Texto fornecido:
De acordo com o Presidente da UNITA, o governo do MPLA não respeita os direitos políticos dos cidadãos, não respeita o primado da Constituição e da Lei. De facto, o MPLA governa o país como se fosse sua propriedade privada. Os jovens só tem emprego se forem do MPLA. Os camponeses só recebem adubo se forem do MPLA, a justiça só funciona para o MPLA. O serviço público da rádio e televisão está ao serviço do MPLA.
Servindo-se da ocasião do 51º aniversário da fundação do seu Partido, o Presidente Isaías Samakuva reiterou o seu compromisso irreversível e incondicional com a paz e com a implantação de uma autêntica democracia em Angola. Falta saber quando é que isso irá acontecer, tal como falta saber se – nessa altura – a UNITA ainda existirá.
“É com orgulho que afirmo que a UNITA, desde o fim da guerra armada, jamais deixou de honrar esse sagrado compromisso com a nação angolana. A UNITA correspondeu às expectativas dos angolanos e deu provas inequívocas, ao longo desses 15 anos, da sua capacidade de virar a página do passado, para viver entre irmãos e de agir decididamente como uma força política comprometida com a construção da paz”, afirmou Samakuva.

Tarefa a realizar: Copie do texto sobre a UNITA o trecho que começa em “Servindo-se da ocasião” e termina em “UNITA ainda existirá.”, sem qualquer alteração.

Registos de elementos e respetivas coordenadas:
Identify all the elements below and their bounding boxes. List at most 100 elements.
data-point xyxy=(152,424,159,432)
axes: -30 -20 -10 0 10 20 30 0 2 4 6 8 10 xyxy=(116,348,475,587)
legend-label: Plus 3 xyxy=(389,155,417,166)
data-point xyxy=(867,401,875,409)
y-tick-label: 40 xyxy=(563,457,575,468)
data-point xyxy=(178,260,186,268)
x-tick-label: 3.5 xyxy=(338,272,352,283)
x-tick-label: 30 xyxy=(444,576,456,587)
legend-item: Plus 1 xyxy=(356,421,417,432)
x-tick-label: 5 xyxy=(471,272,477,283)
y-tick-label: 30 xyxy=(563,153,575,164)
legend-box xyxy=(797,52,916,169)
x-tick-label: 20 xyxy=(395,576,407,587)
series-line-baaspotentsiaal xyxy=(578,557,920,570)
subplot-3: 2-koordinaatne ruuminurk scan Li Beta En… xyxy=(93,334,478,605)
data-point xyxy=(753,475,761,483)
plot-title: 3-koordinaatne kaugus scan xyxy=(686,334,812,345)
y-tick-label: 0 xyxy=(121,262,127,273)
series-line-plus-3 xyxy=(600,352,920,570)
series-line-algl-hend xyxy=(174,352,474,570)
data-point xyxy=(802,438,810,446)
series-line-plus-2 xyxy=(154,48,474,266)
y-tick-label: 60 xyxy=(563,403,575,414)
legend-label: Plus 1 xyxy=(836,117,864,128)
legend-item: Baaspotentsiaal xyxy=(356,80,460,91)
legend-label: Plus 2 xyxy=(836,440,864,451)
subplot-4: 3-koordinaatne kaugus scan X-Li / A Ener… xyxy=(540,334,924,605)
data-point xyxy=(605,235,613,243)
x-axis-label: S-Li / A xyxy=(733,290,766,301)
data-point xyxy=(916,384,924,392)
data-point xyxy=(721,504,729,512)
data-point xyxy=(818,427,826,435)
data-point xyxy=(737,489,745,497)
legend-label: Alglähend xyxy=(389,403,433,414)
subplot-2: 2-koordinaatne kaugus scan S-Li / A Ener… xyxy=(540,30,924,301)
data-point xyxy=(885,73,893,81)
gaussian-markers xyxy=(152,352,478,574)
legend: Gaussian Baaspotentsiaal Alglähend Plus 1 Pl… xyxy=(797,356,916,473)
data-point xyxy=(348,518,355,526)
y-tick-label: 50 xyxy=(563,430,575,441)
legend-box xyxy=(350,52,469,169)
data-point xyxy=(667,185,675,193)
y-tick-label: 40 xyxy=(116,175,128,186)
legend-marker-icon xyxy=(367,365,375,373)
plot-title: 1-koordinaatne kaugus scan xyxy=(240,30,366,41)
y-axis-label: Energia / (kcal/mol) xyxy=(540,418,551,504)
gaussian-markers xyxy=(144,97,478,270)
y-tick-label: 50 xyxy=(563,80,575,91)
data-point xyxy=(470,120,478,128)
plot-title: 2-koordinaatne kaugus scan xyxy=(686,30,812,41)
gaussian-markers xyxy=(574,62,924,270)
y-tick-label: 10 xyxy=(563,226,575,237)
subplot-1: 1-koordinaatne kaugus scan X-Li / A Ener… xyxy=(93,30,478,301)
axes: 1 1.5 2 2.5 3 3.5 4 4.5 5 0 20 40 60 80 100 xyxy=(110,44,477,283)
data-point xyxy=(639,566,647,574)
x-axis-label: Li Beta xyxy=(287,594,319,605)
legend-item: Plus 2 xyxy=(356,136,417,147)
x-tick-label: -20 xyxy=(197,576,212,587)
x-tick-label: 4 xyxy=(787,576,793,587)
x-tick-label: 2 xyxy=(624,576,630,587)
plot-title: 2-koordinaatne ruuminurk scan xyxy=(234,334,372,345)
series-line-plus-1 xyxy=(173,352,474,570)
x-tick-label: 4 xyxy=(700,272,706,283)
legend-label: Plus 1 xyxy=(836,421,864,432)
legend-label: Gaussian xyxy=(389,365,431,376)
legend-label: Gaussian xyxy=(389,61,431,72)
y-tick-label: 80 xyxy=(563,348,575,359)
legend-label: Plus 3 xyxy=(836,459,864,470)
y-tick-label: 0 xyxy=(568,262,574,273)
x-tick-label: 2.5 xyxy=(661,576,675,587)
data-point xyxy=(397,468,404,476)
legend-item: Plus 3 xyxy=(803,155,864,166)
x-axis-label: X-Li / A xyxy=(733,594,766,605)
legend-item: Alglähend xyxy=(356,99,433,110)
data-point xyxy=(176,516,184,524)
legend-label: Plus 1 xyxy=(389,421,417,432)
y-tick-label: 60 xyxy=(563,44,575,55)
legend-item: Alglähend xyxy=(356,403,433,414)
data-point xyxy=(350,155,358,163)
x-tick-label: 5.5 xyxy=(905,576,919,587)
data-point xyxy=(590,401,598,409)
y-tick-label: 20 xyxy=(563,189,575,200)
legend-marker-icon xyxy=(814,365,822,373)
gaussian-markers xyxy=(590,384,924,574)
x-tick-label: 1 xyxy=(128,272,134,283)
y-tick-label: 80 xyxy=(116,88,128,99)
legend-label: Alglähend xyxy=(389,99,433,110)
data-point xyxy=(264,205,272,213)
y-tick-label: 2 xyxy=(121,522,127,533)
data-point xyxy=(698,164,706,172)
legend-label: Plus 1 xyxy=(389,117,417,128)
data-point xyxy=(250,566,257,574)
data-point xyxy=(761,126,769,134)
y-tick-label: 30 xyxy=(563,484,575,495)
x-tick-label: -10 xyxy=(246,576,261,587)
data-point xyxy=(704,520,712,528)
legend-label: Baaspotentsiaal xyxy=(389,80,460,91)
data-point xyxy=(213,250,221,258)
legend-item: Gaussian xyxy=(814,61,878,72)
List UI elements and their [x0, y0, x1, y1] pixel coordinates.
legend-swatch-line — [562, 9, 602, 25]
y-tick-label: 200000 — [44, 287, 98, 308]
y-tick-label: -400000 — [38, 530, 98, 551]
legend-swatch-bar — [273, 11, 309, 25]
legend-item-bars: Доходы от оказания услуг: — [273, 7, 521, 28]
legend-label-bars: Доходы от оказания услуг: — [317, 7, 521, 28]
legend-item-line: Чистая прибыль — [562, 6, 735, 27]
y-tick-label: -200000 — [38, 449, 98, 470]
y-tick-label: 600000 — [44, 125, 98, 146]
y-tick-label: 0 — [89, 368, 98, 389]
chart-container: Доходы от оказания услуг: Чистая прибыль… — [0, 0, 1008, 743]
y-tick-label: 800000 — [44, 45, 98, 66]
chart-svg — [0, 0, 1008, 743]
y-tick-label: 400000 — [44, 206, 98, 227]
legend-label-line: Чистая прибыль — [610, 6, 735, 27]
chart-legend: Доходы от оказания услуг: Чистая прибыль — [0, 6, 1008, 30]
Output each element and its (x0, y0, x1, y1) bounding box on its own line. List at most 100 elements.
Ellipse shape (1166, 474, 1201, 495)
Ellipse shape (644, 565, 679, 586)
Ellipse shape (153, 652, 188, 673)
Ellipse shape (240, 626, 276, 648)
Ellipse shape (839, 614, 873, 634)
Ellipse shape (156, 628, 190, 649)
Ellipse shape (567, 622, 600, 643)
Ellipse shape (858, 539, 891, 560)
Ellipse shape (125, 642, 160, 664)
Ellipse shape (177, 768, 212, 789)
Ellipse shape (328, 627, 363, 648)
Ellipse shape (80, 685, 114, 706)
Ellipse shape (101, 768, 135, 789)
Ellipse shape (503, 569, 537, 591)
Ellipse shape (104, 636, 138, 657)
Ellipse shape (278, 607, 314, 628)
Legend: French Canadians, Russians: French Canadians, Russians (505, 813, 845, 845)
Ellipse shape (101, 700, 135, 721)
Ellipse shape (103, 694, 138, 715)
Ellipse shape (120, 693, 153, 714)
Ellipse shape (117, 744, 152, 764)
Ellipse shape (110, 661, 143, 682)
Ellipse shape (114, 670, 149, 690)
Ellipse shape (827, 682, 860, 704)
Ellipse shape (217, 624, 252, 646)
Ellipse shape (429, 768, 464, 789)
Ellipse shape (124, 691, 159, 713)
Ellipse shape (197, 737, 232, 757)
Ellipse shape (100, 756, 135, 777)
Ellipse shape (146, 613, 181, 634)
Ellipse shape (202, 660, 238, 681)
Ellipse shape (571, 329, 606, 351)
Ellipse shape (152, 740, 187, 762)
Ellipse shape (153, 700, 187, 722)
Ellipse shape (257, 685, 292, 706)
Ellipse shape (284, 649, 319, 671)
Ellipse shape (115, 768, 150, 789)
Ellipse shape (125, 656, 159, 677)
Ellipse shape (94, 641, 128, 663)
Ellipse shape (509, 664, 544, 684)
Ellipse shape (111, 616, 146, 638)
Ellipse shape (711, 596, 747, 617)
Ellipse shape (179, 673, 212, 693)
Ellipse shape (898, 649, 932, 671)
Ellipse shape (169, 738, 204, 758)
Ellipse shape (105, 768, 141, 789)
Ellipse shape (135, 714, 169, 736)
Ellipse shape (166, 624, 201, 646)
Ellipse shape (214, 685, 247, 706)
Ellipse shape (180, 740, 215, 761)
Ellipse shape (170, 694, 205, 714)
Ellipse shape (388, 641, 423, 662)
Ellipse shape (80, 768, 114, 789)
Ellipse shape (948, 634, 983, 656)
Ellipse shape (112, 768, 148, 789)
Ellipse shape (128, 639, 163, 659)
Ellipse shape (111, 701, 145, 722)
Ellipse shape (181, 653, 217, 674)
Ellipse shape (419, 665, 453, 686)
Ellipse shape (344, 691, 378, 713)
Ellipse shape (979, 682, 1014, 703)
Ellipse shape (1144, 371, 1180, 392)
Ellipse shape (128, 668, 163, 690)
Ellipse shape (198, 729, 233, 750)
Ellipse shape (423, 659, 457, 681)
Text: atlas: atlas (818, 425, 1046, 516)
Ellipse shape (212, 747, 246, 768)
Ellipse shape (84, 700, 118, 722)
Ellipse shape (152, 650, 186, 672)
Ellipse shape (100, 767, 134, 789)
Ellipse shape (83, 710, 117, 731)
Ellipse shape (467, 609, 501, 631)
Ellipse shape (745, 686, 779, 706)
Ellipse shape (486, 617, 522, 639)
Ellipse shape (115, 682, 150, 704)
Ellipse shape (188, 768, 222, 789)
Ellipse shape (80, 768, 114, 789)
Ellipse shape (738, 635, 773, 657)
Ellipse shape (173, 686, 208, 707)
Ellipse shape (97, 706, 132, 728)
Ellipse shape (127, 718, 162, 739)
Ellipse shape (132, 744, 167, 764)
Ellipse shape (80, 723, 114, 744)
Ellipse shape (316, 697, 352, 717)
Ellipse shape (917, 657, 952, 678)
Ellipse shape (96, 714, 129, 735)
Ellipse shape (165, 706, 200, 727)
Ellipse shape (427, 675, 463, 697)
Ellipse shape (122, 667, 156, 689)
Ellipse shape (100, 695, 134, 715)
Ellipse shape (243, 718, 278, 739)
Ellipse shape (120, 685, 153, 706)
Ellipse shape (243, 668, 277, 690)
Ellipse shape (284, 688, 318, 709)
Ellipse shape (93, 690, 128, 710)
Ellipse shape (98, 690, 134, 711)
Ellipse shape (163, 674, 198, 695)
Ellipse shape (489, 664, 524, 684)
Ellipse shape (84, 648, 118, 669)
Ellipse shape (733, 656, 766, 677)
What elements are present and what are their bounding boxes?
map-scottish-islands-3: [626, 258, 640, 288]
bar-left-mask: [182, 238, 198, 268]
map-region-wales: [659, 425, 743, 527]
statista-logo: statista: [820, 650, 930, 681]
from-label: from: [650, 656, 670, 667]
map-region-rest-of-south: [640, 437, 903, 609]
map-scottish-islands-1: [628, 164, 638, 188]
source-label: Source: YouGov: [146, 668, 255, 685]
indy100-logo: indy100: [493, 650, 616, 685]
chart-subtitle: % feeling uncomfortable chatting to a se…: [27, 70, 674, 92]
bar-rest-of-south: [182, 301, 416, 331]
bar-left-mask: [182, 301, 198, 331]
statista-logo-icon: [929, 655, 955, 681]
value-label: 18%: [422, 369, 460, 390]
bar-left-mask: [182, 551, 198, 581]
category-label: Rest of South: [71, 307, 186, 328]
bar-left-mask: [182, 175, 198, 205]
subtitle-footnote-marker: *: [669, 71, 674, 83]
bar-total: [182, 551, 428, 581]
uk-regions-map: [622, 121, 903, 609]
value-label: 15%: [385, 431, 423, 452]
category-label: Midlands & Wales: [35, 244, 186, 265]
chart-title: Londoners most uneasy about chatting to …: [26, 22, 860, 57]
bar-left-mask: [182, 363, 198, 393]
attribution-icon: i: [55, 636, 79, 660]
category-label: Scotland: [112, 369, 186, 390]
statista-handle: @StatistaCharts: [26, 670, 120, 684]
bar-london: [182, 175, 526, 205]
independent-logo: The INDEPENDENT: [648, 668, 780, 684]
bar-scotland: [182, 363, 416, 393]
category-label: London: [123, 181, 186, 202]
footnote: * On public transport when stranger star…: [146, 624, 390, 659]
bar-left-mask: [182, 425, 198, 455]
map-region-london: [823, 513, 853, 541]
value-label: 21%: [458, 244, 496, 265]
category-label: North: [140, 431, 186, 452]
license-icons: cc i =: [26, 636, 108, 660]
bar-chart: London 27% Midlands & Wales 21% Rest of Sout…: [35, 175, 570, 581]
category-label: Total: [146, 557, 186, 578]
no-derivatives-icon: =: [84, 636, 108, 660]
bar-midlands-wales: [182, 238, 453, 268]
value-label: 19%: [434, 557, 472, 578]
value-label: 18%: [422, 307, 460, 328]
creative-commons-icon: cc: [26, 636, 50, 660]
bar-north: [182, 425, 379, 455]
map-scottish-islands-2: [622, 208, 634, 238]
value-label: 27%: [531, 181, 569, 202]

Resultado:
Servindo-se da ocasião do 51º aniversário da fundação do seu Partido, o Presidente Isaías Samakuva reiterou o seu compromisso irreversível e incondicional com a paz e com a implantação de uma autêntica democracia em Angola. Falta saber quando é que isso irá acontecer, tal como falta saber se – nessa altura – a UNITA ainda existirá.